• Task statement: Of the lines listed below, how many contain the string "二水厂水井"? Answer with the number alone.

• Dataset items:
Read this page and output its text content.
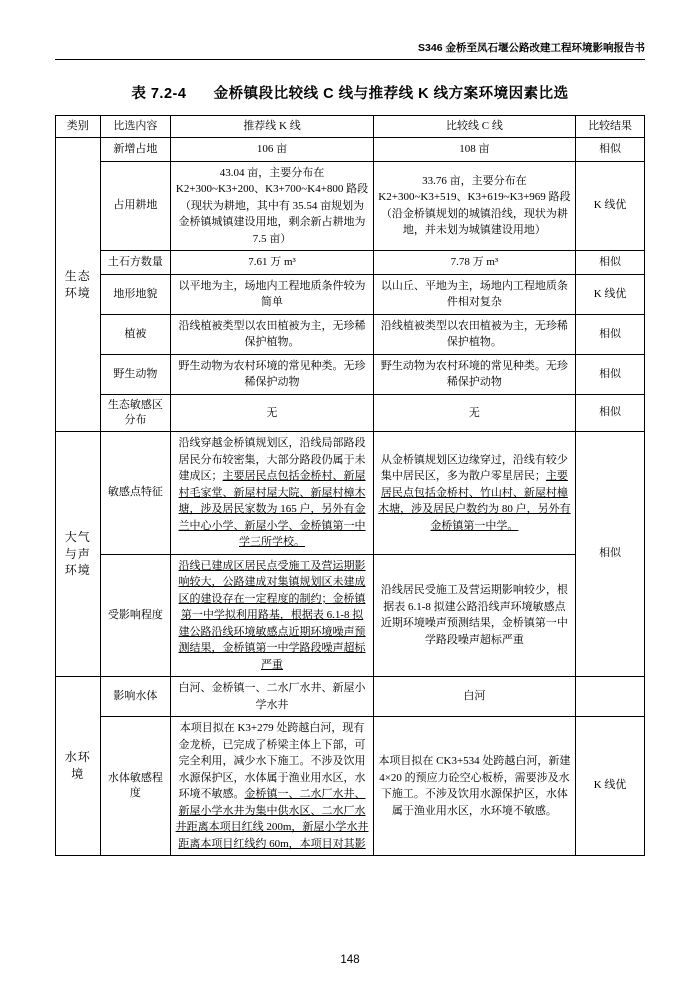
S346 金桥至凤石堰公路改建工程环境影响报告书
表 7.2-4 金桥镇段比较线 C 线与推荐线 K 线方案环境因素比选
类别	比选内容	推荐线 K 线	比较线 C 线	比较结果
生态环境	新增占地	106 亩	108 亩	相似
	占用耕地	43.04 亩，主要分布在 K2+300~K3+200、K3+700~K4+800 路段（现状为耕地，其中有 35.54 亩规划为金桥镇城镇建设用地，剩余新占耕地为 7.5 亩）	33.76 亩，主要分布在 K2+300~K3+519、K3+619~K3+969 路段（沿金桥镇规划的城镇沿线，现状为耕地，并未划为城镇建设用地）	K 线优
	土石方数量	7.61 万 m³	7.78 万 m³	相似
	地形地貌	以平地为主，场地内工程地质条件较为简单	以山丘、平地为主，场地内工程地质条件相对复杂	K 线优
	植被	沿线植被类型以农田植被为主，无珍稀保护植物。	沿线植被类型以农田植被为主，无珍稀保护植物。	相似
	野生动物	野生动物为农村环境的常见种类。无珍稀保护动物	野生动物为农村环境的常见种类。无珍稀保护动物	相似
	生态敏感区分布	无	无	相似
大气与声环境	敏感点特征	沿线穿越金桥镇规划区，沿线局部路段居民分布较密集，大部分路段仍属于未建成区；主要居民点包括金桥村、新屋村毛家堂、新屋村屋大院、新屋村樟木塘，涉及居民家数为 165 户，另外有金兰中心小学、新屋小学、金桥镇第一中学三所学校。	从金桥镇规划区边缘穿过，沿线有较少集中居民区，多为散户零星居民；主要居民点包括金桥村、竹山村、新屋村樟木塘，涉及居民户数约为 80 户，另外有金桥镇第一中学。	相似
	受影响程度	沿线已建成区居民点受施工及营运期影响较大，公路建成对集镇规划区未建成区的建设存在一定程度的制约；金桥镇第一中学拟利用路基，根据表 6.1-8 拟建公路沿线环境敏感点近期环境噪声预测结果，金桥镇第一中学路段噪声超标严重	沿线居民受施工及营运期影响较少，根据表 6.1-8 拟建公路沿线声环境敏感点近期环境噪声预测结果，金桥镇第一中学路段噪声超标严重	
水环境	影响水体	白河、金桥镇一、二水厂水井、新屋小学水井	白河	
	水体敏感程度	本项目拟在 K3+279 处跨越白河，现有金龙桥，已完成了桥梁主体上下部，可完全利用，减少水下施工。不涉及饮用水源保护区，水体属于渔业用水区，水环境不敏感。金桥镇一、二水厂水井、新屋小学水井为集中供水区、二水厂水井距离本项目红线 200m，新屋小学水井距离本项目红线约 60m，本项目对其影	本项目拟在 CK3+534 处跨越白河，新建 4×20 的预应力砼空心板桥，需要涉及水下施工。不涉及饮用水源保护区，水体属于渔业用水区，水环境不敏感。	K 线优
148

• Solution to this problem: 2